Report how many lines of the entries below contain the word "Χριστιανῶν", and nothing more.

^^^^^^^^

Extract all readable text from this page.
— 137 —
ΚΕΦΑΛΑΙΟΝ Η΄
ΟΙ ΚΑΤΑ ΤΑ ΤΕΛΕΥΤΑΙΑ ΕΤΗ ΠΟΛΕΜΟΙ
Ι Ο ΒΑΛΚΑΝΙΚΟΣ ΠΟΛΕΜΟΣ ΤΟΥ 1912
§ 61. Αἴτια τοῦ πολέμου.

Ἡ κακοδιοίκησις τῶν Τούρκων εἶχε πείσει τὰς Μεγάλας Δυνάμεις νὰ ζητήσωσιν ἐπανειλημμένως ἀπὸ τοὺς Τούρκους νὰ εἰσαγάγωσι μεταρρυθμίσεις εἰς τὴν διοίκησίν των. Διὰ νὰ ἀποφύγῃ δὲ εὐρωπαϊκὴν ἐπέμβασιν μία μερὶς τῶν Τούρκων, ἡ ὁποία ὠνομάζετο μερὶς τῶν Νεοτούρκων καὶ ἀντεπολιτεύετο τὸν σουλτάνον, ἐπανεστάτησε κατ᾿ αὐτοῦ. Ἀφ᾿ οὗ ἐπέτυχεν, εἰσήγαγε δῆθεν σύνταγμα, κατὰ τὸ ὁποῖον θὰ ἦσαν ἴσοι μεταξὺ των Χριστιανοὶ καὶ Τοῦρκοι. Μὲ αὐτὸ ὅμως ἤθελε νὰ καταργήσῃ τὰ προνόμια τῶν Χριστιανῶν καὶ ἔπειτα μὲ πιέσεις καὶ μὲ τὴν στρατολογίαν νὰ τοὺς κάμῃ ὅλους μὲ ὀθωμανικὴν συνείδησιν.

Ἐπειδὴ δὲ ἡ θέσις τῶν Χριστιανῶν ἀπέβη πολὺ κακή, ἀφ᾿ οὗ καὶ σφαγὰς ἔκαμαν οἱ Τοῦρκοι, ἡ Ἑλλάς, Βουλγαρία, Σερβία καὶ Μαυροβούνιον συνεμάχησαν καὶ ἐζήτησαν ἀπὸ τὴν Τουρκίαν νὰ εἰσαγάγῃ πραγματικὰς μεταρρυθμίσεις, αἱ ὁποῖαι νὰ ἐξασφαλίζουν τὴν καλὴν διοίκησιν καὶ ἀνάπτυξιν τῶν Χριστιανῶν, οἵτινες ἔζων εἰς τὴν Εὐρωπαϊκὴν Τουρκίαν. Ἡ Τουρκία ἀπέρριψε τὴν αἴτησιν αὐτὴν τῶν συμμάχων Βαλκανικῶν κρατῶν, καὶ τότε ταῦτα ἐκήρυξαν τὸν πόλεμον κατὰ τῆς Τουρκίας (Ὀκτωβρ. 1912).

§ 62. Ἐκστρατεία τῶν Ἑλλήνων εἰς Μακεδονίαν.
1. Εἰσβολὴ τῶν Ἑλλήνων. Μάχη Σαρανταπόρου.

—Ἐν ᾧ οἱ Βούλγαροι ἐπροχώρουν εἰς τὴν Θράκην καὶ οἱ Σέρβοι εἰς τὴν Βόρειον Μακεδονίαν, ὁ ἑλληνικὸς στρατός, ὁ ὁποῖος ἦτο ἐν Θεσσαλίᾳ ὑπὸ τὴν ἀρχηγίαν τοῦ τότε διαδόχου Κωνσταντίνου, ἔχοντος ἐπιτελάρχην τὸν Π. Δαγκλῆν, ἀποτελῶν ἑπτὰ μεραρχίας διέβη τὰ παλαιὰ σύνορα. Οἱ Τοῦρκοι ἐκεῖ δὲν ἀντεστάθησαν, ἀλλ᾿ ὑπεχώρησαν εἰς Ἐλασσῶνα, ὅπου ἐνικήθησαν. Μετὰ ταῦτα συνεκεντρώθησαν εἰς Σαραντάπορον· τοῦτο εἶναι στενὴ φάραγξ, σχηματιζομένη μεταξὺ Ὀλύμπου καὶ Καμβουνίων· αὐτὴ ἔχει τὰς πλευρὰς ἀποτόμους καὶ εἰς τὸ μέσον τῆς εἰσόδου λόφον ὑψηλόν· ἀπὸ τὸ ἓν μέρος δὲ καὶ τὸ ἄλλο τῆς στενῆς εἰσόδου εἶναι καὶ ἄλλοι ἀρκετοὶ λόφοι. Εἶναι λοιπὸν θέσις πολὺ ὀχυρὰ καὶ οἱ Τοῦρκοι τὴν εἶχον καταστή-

^^^^^^^^

## Response below
2